● TASK TO CARRY OUT: Pick out all lines in the listing holding the string "ブランドセーフティ" and copy them.

● SUPPLIED RECORDS:
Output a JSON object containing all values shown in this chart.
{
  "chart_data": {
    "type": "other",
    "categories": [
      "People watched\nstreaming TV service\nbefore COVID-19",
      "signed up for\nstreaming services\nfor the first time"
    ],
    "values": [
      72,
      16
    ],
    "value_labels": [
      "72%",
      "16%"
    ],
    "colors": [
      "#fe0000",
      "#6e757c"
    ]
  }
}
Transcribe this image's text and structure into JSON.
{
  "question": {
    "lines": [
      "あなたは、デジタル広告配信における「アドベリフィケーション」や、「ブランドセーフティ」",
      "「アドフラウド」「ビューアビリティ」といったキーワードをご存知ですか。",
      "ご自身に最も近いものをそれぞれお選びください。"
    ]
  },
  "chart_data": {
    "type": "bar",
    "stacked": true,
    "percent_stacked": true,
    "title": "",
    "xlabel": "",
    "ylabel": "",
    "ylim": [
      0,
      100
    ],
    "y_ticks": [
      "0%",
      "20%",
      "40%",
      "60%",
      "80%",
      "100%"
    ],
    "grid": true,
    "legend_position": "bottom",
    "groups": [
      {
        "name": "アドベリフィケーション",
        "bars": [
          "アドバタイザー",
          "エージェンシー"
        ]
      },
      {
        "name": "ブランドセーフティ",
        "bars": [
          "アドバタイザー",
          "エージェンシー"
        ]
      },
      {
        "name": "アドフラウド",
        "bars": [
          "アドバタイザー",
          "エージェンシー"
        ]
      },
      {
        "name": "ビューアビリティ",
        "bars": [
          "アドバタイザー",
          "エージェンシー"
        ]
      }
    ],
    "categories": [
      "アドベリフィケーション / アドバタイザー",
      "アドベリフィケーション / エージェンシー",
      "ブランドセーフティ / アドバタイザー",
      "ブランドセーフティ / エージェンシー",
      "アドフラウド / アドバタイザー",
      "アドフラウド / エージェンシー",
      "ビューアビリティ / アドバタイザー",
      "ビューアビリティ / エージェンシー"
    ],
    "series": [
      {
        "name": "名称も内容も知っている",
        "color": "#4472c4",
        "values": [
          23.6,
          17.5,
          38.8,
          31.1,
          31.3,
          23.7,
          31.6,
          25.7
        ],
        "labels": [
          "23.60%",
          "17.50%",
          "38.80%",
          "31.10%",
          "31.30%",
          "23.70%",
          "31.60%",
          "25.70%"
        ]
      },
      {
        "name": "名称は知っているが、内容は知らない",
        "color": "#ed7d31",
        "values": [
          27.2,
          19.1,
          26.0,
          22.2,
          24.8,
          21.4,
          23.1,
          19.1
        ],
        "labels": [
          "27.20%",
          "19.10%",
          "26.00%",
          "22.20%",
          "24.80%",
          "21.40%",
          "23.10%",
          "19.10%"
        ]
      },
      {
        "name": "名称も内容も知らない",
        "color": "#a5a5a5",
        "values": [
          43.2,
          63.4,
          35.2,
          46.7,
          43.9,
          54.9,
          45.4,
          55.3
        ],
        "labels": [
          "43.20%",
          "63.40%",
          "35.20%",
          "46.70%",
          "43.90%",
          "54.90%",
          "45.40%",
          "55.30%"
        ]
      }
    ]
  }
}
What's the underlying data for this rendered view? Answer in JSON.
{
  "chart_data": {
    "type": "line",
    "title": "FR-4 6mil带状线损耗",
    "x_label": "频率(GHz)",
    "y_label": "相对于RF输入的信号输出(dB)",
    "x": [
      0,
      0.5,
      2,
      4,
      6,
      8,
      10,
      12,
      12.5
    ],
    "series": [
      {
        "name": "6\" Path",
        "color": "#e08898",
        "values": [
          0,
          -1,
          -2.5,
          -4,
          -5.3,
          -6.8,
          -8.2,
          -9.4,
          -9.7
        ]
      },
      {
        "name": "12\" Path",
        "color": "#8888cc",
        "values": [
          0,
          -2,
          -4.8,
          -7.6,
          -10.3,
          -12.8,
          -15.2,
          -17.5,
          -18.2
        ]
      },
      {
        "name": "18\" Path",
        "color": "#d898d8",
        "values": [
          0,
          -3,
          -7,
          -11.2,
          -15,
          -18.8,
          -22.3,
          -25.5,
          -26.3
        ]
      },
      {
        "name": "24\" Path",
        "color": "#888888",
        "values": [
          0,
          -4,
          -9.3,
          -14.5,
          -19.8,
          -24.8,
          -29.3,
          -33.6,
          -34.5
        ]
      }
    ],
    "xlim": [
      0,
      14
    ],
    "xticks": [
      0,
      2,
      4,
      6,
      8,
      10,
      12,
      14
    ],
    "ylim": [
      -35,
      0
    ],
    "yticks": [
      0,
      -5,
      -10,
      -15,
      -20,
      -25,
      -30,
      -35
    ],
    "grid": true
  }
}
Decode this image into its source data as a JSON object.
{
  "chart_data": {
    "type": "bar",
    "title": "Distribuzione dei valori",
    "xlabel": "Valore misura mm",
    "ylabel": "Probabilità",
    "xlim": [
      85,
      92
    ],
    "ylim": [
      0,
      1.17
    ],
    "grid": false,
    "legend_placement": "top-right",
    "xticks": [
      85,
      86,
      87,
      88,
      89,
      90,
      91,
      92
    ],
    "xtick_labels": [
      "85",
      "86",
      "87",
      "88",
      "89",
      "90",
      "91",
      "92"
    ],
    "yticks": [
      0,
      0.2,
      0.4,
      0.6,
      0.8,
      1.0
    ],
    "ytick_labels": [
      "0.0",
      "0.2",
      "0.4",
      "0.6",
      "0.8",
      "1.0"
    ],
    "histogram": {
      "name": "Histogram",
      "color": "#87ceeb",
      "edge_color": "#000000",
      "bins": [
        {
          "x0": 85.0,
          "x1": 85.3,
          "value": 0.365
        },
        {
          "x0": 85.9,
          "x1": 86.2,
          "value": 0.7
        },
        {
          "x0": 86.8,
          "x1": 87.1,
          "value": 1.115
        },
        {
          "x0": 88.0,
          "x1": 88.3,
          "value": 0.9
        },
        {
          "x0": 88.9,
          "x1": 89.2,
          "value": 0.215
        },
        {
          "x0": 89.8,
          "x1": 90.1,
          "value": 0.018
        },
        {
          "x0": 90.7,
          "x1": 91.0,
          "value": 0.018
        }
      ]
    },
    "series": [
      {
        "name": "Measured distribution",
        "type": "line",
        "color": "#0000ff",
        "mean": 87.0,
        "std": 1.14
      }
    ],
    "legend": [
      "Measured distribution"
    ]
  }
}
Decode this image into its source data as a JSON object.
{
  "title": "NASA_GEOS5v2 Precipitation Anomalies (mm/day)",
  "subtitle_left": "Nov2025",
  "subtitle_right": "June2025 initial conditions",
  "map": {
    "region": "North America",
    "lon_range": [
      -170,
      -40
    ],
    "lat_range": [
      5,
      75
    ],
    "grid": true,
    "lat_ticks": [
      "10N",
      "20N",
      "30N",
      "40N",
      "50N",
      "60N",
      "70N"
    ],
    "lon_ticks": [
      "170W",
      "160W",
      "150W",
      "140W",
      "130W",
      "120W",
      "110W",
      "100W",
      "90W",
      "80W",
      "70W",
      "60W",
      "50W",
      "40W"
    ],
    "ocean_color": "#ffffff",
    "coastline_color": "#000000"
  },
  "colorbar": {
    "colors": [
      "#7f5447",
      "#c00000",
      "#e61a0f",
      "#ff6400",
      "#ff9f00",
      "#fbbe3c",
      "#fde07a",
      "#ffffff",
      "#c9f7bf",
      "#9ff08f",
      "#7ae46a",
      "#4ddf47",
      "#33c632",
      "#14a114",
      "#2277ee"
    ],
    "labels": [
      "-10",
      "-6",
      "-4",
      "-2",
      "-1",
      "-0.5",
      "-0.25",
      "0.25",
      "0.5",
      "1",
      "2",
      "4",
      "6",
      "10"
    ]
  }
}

● EXERCISE ANSWER:
      "あなたは、デジタル広告配信における「アドベリフィケーション」や、「ブランドセーフティ」",
        "name": "ブランドセーフティ",
      "ブランドセーフティ / アドバタイザー",
      "ブランドセーフティ / エージェンシー",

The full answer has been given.